Page extract:
After the Ascension of the Lord, Pontius Pilate, the governor of Judea, wrote a report as required to the Roman Emperor Tiberius regarding the events that occurred concerning our Lord Jesus Christ.

Tiberius, having been informed of the Lord’s many miracles, His Resurrection from the dead, and that many believed Him to be God, reported these matters to the Roman Senate and threatened the accusers of the Christians with death.

Tiberius’s response to Pilate came in a letter criticizing his unjust decision to condemn Christ, but also dispatching his Commissioner Rahab along with 2,000 men to arrest him and bring him to Rome, along with the High Priests Caiaphas and Annas.

The delegation from Rome arrested Pilate and the High Priests, whom they bound in chains. In chains, they sailed for Rome.

Material provided:
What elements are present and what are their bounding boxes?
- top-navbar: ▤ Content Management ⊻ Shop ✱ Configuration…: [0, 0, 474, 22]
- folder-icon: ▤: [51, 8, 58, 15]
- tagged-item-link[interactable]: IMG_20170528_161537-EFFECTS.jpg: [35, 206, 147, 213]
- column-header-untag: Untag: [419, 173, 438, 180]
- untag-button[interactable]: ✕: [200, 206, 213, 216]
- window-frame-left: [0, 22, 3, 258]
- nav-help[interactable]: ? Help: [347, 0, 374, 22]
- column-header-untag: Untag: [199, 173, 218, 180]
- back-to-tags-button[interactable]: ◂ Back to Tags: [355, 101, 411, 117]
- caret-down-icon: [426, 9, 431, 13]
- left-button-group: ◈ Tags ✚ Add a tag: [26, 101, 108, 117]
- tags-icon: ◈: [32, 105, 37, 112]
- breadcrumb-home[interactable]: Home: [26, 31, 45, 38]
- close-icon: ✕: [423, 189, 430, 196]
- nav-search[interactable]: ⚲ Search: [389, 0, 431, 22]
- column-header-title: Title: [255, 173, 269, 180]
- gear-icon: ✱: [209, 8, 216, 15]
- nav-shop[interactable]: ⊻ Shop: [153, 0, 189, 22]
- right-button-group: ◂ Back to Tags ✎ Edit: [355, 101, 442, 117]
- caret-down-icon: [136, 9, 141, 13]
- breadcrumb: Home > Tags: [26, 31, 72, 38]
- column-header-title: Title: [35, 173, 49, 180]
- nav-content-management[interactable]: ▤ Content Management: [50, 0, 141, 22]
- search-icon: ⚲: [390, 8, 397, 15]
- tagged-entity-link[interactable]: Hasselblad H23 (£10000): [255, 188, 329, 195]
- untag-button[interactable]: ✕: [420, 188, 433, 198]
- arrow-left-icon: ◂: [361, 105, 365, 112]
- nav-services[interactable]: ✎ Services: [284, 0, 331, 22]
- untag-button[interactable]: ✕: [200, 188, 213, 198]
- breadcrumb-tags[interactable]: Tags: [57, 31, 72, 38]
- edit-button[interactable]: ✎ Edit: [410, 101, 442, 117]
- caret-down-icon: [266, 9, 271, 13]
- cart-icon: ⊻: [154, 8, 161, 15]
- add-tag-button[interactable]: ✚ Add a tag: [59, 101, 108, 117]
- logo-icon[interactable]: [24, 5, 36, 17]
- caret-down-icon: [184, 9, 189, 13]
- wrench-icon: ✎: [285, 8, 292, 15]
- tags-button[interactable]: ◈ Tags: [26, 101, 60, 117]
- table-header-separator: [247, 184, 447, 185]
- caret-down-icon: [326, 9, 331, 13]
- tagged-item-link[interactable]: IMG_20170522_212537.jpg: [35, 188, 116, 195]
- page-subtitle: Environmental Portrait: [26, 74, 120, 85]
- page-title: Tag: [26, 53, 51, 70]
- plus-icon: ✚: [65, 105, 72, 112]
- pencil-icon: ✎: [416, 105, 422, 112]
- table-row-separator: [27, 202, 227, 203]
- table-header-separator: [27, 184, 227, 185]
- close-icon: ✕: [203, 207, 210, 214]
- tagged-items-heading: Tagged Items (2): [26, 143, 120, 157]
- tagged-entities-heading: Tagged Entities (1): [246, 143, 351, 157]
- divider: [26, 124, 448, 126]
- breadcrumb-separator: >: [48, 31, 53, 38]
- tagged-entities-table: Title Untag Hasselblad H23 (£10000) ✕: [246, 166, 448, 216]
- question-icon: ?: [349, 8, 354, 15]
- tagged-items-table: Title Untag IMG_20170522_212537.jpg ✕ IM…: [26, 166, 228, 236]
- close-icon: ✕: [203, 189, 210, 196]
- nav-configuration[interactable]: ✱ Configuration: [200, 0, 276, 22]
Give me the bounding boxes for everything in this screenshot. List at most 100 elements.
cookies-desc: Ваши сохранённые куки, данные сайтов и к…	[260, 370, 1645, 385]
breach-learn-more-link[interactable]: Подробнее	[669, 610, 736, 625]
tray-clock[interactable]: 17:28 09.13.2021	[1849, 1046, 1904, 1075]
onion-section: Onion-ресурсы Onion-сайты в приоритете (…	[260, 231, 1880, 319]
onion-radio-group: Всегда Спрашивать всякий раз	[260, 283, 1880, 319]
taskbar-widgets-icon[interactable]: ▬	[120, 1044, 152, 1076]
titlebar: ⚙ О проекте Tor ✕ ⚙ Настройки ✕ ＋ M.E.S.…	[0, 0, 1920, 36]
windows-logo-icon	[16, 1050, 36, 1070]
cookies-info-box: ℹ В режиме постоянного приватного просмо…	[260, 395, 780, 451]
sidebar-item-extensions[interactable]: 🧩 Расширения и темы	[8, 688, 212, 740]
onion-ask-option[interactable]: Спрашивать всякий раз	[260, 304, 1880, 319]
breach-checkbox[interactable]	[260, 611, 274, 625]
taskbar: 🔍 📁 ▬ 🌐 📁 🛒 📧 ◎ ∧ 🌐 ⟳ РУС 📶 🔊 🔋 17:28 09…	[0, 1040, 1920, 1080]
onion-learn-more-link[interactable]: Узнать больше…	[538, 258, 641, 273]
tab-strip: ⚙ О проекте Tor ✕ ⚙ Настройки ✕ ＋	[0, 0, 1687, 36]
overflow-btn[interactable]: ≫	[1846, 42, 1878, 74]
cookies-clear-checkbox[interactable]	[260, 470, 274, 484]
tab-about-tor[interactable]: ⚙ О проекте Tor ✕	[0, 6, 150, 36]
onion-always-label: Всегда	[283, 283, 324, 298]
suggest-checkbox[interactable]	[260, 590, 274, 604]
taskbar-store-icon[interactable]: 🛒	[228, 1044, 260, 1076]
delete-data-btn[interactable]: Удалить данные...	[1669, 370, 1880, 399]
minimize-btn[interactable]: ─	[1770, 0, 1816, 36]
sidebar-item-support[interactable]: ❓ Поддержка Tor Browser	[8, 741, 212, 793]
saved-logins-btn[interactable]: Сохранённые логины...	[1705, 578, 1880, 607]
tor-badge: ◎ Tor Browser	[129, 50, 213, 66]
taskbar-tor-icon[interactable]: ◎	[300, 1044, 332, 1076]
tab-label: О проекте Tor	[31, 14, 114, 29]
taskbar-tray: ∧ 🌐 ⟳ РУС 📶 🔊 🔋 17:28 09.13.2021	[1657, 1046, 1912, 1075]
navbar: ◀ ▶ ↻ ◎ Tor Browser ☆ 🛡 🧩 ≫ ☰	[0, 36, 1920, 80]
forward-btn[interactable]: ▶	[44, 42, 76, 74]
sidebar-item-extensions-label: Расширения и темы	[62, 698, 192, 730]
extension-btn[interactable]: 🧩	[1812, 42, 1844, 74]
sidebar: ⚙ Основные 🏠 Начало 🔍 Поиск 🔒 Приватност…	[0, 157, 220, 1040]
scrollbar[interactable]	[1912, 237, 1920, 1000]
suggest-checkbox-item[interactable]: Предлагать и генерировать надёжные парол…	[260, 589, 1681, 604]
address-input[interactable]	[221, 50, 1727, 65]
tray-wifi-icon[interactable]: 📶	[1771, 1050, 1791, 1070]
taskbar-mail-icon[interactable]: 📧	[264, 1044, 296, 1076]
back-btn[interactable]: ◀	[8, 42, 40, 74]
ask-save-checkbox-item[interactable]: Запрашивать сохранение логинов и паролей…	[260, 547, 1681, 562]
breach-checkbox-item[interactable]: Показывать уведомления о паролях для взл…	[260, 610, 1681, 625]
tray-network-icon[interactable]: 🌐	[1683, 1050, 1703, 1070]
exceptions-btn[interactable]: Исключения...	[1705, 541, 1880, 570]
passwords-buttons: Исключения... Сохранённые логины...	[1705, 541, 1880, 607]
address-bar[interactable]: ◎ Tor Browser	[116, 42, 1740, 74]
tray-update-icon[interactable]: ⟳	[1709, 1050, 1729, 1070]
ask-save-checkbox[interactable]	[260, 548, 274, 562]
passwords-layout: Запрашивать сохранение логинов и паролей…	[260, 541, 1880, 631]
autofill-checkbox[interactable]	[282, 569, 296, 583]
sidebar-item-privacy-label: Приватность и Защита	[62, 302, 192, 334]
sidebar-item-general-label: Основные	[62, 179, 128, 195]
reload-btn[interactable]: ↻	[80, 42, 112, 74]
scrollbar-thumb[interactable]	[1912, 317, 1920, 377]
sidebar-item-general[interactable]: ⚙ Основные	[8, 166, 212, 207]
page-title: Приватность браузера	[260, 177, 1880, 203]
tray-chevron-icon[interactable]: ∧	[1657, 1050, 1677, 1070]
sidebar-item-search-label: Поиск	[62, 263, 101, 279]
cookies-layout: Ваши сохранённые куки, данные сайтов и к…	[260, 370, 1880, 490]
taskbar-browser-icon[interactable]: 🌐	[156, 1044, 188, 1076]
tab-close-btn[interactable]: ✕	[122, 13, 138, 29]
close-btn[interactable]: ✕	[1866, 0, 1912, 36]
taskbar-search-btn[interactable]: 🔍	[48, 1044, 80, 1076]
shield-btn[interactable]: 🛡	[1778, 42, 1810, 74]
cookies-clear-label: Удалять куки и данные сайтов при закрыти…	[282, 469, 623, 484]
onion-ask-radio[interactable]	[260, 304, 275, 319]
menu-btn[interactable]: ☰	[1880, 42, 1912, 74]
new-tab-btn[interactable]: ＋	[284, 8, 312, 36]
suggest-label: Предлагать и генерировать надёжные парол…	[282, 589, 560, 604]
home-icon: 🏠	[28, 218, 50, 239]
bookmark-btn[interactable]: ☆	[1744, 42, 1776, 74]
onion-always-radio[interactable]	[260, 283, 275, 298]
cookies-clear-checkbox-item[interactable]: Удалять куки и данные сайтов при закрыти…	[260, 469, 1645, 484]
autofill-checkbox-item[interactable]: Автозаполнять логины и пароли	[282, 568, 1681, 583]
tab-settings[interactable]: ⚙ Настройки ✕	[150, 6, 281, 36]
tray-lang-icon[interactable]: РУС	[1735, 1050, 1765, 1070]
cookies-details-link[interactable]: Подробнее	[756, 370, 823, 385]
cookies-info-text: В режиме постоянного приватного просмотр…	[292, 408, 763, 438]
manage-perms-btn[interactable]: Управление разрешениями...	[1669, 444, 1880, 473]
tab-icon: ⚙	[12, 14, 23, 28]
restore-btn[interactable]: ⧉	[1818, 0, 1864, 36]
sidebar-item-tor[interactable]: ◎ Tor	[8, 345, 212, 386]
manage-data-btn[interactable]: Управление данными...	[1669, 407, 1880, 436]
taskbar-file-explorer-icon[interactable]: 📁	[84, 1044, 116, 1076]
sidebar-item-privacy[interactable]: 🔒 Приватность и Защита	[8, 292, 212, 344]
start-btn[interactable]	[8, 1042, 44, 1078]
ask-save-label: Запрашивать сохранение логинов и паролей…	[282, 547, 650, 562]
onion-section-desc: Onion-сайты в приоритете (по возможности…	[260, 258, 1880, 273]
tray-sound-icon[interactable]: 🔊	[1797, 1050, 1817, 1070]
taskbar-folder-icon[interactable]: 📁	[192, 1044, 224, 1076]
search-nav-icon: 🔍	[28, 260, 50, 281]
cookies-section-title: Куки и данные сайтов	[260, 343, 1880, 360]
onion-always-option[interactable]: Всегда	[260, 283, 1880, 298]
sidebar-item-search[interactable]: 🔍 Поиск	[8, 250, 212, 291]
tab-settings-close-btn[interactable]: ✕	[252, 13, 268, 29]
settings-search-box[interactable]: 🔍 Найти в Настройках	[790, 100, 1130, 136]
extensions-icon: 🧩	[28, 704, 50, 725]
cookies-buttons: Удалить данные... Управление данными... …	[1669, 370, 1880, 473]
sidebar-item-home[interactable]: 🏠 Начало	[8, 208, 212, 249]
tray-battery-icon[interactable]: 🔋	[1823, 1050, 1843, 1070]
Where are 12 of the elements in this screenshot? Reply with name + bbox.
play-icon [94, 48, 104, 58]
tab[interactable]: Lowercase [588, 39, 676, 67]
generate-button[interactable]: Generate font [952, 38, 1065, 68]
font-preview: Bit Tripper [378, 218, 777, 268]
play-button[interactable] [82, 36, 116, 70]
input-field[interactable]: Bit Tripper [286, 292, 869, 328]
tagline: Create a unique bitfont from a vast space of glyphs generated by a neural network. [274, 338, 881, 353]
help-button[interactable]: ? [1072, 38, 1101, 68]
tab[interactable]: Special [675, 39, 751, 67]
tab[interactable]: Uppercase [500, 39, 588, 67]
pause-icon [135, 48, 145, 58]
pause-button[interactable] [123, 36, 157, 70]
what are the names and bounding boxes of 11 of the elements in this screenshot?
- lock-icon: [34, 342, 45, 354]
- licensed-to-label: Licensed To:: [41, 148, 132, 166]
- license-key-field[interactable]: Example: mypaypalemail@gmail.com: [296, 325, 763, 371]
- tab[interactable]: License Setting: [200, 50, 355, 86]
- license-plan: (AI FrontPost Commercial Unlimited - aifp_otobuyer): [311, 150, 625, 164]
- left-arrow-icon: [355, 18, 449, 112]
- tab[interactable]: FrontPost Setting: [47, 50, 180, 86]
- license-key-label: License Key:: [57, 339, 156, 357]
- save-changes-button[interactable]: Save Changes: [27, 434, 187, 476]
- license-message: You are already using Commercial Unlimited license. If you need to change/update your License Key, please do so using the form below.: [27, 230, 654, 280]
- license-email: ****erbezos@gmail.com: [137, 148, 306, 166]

Task details:
In the account of Pilate and Tiberius, why did Tiberius send his Commissioner Rahab with 2,000 men? Answer in one to three sentences.

Output of the task:
He sent them to arrest Pilate and bring him to Rome. They were also to bring the High Priests Caiaphas and Annas.